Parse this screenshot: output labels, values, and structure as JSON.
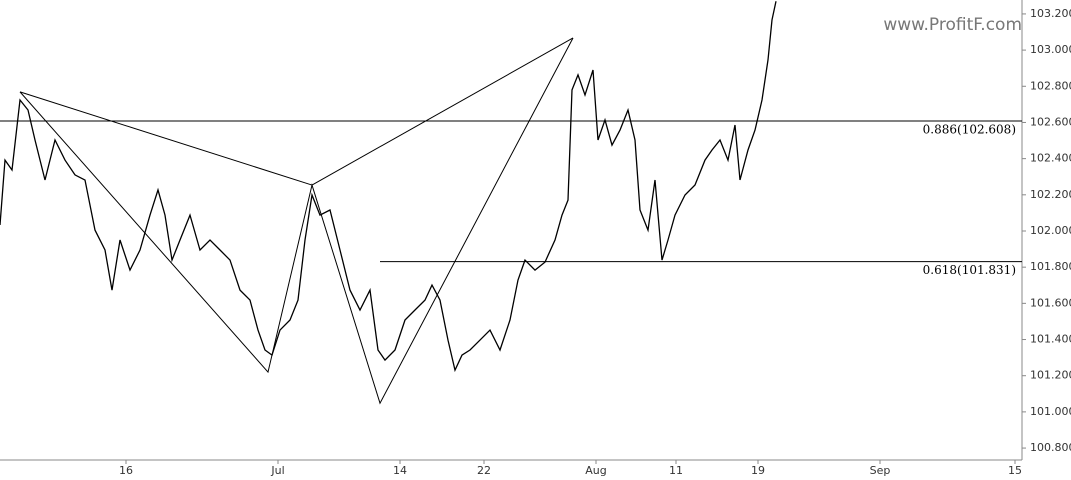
{
  "chart_data": {
    "type": "line",
    "watermark": "www.ProfitF.com",
    "x": [
      0.0,
      0.5,
      1.2,
      2.0,
      2.8,
      3.5,
      4.5,
      5.5,
      6.5,
      7.5,
      8.5,
      9.5,
      10.5,
      11.2,
      12.0,
      13.0,
      14.0,
      15.0,
      15.8,
      16.5,
      17.2,
      18.0,
      19.0,
      20.0,
      21.0,
      22.0,
      23.0,
      24.0,
      25.0,
      25.8,
      26.5,
      27.2,
      28.0,
      29.0,
      29.8,
      30.5,
      31.2,
      32.0,
      33.0,
      34.0,
      35.0,
      36.0,
      37.0,
      37.8,
      38.5,
      39.5,
      40.5,
      41.5,
      42.5,
      43.2,
      44.0,
      44.8,
      45.5,
      46.2,
      47.0,
      48.0,
      49.0,
      50.0,
      51.0,
      51.8,
      52.5,
      53.5,
      54.5,
      55.5,
      56.2,
      56.8,
      57.2,
      57.8,
      58.5,
      59.3,
      59.8,
      60.5,
      61.2,
      62.0,
      62.8,
      63.5,
      64.0,
      64.8,
      65.5,
      66.2,
      66.8,
      67.5,
      68.5,
      69.5,
      70.5,
      71.2,
      72.0,
      72.8,
      73.5,
      74.0,
      74.8,
      75.5,
      76.2,
      76.8,
      77.2,
      77.6
    ],
    "series": [
      {
        "color": "#000000",
        "values": [
          102.033,
          102.392,
          102.337,
          102.724,
          102.669,
          102.503,
          102.282,
          102.503,
          102.392,
          102.31,
          102.282,
          102.005,
          101.895,
          101.673,
          101.95,
          101.784,
          101.895,
          102.088,
          102.227,
          102.088,
          101.839,
          101.95,
          102.088,
          101.895,
          101.95,
          101.895,
          101.839,
          101.673,
          101.618,
          101.452,
          101.342,
          101.314,
          101.452,
          101.508,
          101.618,
          101.95,
          102.199,
          102.088,
          102.116,
          101.895,
          101.673,
          101.563,
          101.673,
          101.342,
          101.286,
          101.342,
          101.508,
          101.563,
          101.618,
          101.701,
          101.618,
          101.397,
          101.231,
          101.314,
          101.342,
          101.397,
          101.452,
          101.342,
          101.508,
          101.729,
          101.839,
          101.784,
          101.828,
          101.95,
          102.088,
          102.171,
          102.78,
          102.863,
          102.752,
          102.89,
          102.503,
          102.614,
          102.475,
          102.558,
          102.669,
          102.503,
          102.116,
          102.005,
          102.282,
          101.839,
          101.95,
          102.088,
          102.199,
          102.254,
          102.392,
          102.448,
          102.503,
          102.392,
          102.586,
          102.282,
          102.448,
          102.558,
          102.724,
          102.946,
          103.167,
          103.27
        ]
      }
    ],
    "pattern": {
      "x": [
        2.0,
        26.8,
        31.2,
        38.0,
        57.3
      ],
      "values": [
        102.769,
        101.22,
        102.254,
        101.048,
        103.067
      ]
    },
    "levels": [
      {
        "label": "0.886(102.608)",
        "value": 102.608,
        "start": 0.0
      },
      {
        "label": "0.618(101.831)",
        "value": 101.831,
        "start": 38.0
      }
    ],
    "xlim": [
      0,
      102.2
    ],
    "ylim": [
      100.734,
      103.277
    ],
    "xticks": [
      {
        "value": 12.6,
        "label": "16"
      },
      {
        "value": 27.8,
        "label": "Jul"
      },
      {
        "value": 40.0,
        "label": "14"
      },
      {
        "value": 48.4,
        "label": "22"
      },
      {
        "value": 59.6,
        "label": "Aug"
      },
      {
        "value": 67.6,
        "label": "11"
      },
      {
        "value": 75.8,
        "label": "19"
      },
      {
        "value": 88.0,
        "label": "Sep"
      },
      {
        "value": 101.5,
        "label": "15"
      }
    ],
    "yticks": [
      {
        "value": 100.8,
        "label": "100.800"
      },
      {
        "value": 101.0,
        "label": "101.000"
      },
      {
        "value": 101.2,
        "label": "101.200"
      },
      {
        "value": 101.4,
        "label": "101.400"
      },
      {
        "value": 101.6,
        "label": "101.600"
      },
      {
        "value": 101.8,
        "label": "101.800"
      },
      {
        "value": 102.0,
        "label": "102.000"
      },
      {
        "value": 102.2,
        "label": "102.200"
      },
      {
        "value": 102.4,
        "label": "102.400"
      },
      {
        "value": 102.6,
        "label": "102.600"
      },
      {
        "value": 102.8,
        "label": "102.800"
      },
      {
        "value": 103.0,
        "label": "103.000"
      },
      {
        "value": 103.2,
        "label": "103.200"
      }
    ]
  }
}
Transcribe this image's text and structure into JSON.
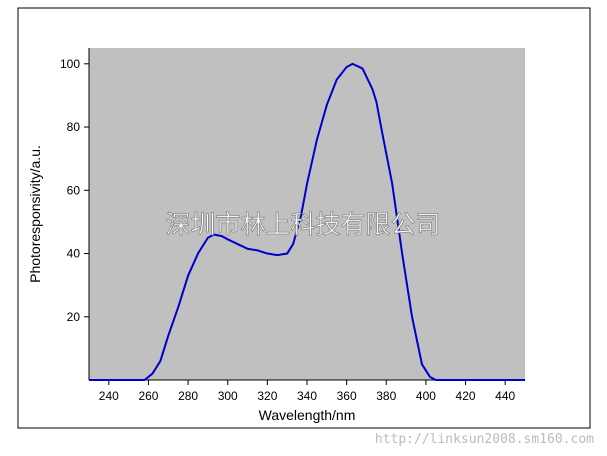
{
  "chart_data": {
    "type": "line",
    "xlabel": "Wavelength/nm",
    "ylabel": "Photoresponsivity/a.u.",
    "annotations": [
      "深圳市林上科技有限公司",
      "http://linksun2008.sm160.com"
    ],
    "x": [
      230,
      255,
      258,
      262,
      266,
      270,
      275,
      280,
      285,
      290,
      293,
      297,
      300,
      305,
      310,
      315,
      320,
      325,
      330,
      333,
      337,
      340,
      345,
      350,
      355,
      360,
      363,
      368,
      373,
      375,
      378,
      383,
      388,
      393,
      398,
      402,
      405,
      420,
      450
    ],
    "series": [
      {
        "name": "Photoresponsivity",
        "color": "#0000cc",
        "values": [
          0,
          0,
          0,
          2,
          6,
          14,
          23,
          33,
          40,
          45,
          46,
          45.5,
          44.5,
          43,
          41.5,
          41,
          40,
          39.5,
          40,
          43,
          52,
          62,
          76,
          87,
          95,
          99,
          100,
          98.5,
          92,
          88,
          78,
          62,
          40,
          20,
          5,
          1,
          0,
          0,
          0
        ]
      }
    ],
    "xlim": [
      230,
      450
    ],
    "xticks": [
      240,
      260,
      280,
      300,
      320,
      340,
      360,
      380,
      400,
      420,
      440
    ],
    "ylim": [
      0,
      105
    ],
    "yticks": [
      20,
      40,
      60,
      80,
      100
    ],
    "background": "#c0c0c0"
  }
}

PROBLEM REQUIREMENTS:
Without including any pictures, reproduce the listing exactly.

WORKED ANSWER:
Parse this screenshot: output labels, values, and structure as JSON.
{
  "chart_data": {
    "type": "line",
    "watermark": "www.ProfitF.com",
    "x": [
      0.0,
      0.5,
      1.2,
      2.0,
      2.8,
      3.5,
      4.5,
      5.5,
      6.5,
      7.5,
      8.5,
      9.5,
      10.5,
      11.2,
      12.0,
      13.0,
      14.0,
      15.0,
      15.8,
      16.5,
      17.2,
      18.0,
      19.0,
      20.0,
      21.0,
      22.0,
      23.0,
      24.0,
      25.0,
      25.8,
      26.5,
      27.2,
      28.0,
      29.0,
      29.8,
      30.5,
      31.2,
      32.0,
      33.0,
      34.0,
      35.0,
      36.0,
      37.0,
      37.8,
      38.5,
      39.5,
      40.5,
      41.5,
      42.5,
      43.2,
      44.0,
      44.8,
      45.5,
      46.2,
      47.0,
      48.0,
      49.0,
      50.0,
      51.0,
      51.8,
      52.5,
      53.5,
      54.5,
      55.5,
      56.2,
      56.8,
      57.2,
      57.8,
      58.5,
      59.3,
      59.8,
      60.5,
      61.2,
      62.0,
      62.8,
      63.5,
      64.0,
      64.8,
      65.5,
      66.2,
      66.8,
      67.5,
      68.5,
      69.5,
      70.5,
      71.2,
      72.0,
      72.8,
      73.5,
      74.0,
      74.8,
      75.5,
      76.2,
      76.8,
      77.2,
      77.6
    ],
    "series": [
      {
        "color": "#000000",
        "values": [
          102.033,
          102.392,
          102.337,
          102.724,
          102.669,
          102.503,
          102.282,
          102.503,
          102.392,
          102.31,
          102.282,
          102.005,
          101.895,
          101.673,
          101.95,
          101.784,
          101.895,
          102.088,
          102.227,
          102.088,
          101.839,
          101.95,
          102.088,
          101.895,
          101.95,
          101.895,
          101.839,
          101.673,
          101.618,
          101.452,
          101.342,
          101.314,
          101.452,
          101.508,
          101.618,
          101.95,
          102.199,
          102.088,
          102.116,
          101.895,
          101.673,
          101.563,
          101.673,
          101.342,
          101.286,
          101.342,
          101.508,
          101.563,
          101.618,
          101.701,
          101.618,
          101.397,
          101.231,
          101.314,
          101.342,
          101.397,
          101.452,
          101.342,
          101.508,
          101.729,
          101.839,
          101.784,
          101.828,
          101.95,
          102.088,
          102.171,
          102.78,
          102.863,
          102.752,
          102.89,
          102.503,
          102.614,
          102.475,
          102.558,
          102.669,
          102.503,
          102.116,
          102.005,
          102.282,
          101.839,
          101.95,
          102.088,
          102.199,
          102.254,
          102.392,
          102.448,
          102.503,
          102.392,
          102.586,
          102.282,
          102.448,
          102.558,
          102.724,
          102.946,
          103.167,
          103.27
        ]
      }
    ],
    "pattern": {
      "x": [
        2.0,
        26.8,
        31.2,
        38.0,
        57.3
      ],
      "values": [
        102.769,
        101.22,
        102.254,
        101.048,
        103.067
      ]
    },
    "levels": [
      {
        "label": "0.886(102.608)",
        "value": 102.608,
        "start": 0.0
      },
      {
        "label": "0.618(101.831)",
        "value": 101.831,
        "start": 38.0
      }
    ],
    "xlim": [
      0,
      102.2
    ],
    "ylim": [
      100.734,
      103.277
    ],
    "xticks": [
      {
        "value": 12.6,
        "label": "16"
      },
      {
        "value": 27.8,
        "label": "Jul"
      },
      {
        "value": 40.0,
        "label": "14"
      },
      {
        "value": 48.4,
        "label": "22"
      },
      {
        "value": 59.6,
        "label": "Aug"
      },
      {
        "value": 67.6,
        "label": "11"
      },
      {
        "value": 75.8,
        "label": "19"
      },
      {
        "value": 88.0,
        "label": "Sep"
      },
      {
        "value": 101.5,
        "label": "15"
      }
    ],
    "yticks": [
      {
        "value": 100.8,
        "label": "100.800"
      },
      {
        "value": 101.0,
        "label": "101.000"
      },
      {
        "value": 101.2,
        "label": "101.200"
      },
      {
        "value": 101.4,
        "label": "101.400"
      },
      {
        "value": 101.6,
        "label": "101.600"
      },
      {
        "value": 101.8,
        "label": "101.800"
      },
      {
        "value": 102.0,
        "label": "102.000"
      },
      {
        "value": 102.2,
        "label": "102.200"
      },
      {
        "value": 102.4,
        "label": "102.400"
      },
      {
        "value": 102.6,
        "label": "102.600"
      },
      {
        "value": 102.8,
        "label": "102.800"
      },
      {
        "value": 103.0,
        "label": "103.000"
      },
      {
        "value": 103.2,
        "label": "103.200"
      }
    ]
  }
}
Transcribe this image's text and structure into JSON.
{
  "chart_data": {
    "type": "line",
    "xlabel": "Wavelength/nm",
    "ylabel": "Photoresponsivity/a.u.",
    "annotations": [
      "深圳市林上科技有限公司",
      "http://linksun2008.sm160.com"
    ],
    "x": [
      230,
      255,
      258,
      262,
      266,
      270,
      275,
      280,
      285,
      290,
      293,
      297,
      300,
      305,
      310,
      315,
      320,
      325,
      330,
      333,
      337,
      340,
      345,
      350,
      355,
      360,
      363,
      368,
      373,
      375,
      378,
      383,
      388,
      393,
      398,
      402,
      405,
      420,
      450
    ],
    "series": [
      {
        "name": "Photoresponsivity",
        "color": "#0000cc",
        "values": [
          0,
          0,
          0,
          2,
          6,
          14,
          23,
          33,
          40,
          45,
          46,
          45.5,
          44.5,
          43,
          41.5,
          41,
          40,
          39.5,
          40,
          43,
          52,
          62,
          76,
          87,
          95,
          99,
          100,
          98.5,
          92,
          88,
          78,
          62,
          40,
          20,
          5,
          1,
          0,
          0,
          0
        ]
      }
    ],
    "xlim": [
      230,
      450
    ],
    "xticks": [
      240,
      260,
      280,
      300,
      320,
      340,
      360,
      380,
      400,
      420,
      440
    ],
    "ylim": [
      0,
      105
    ],
    "yticks": [
      20,
      40,
      60,
      80,
      100
    ],
    "background": "#c0c0c0"
  }
}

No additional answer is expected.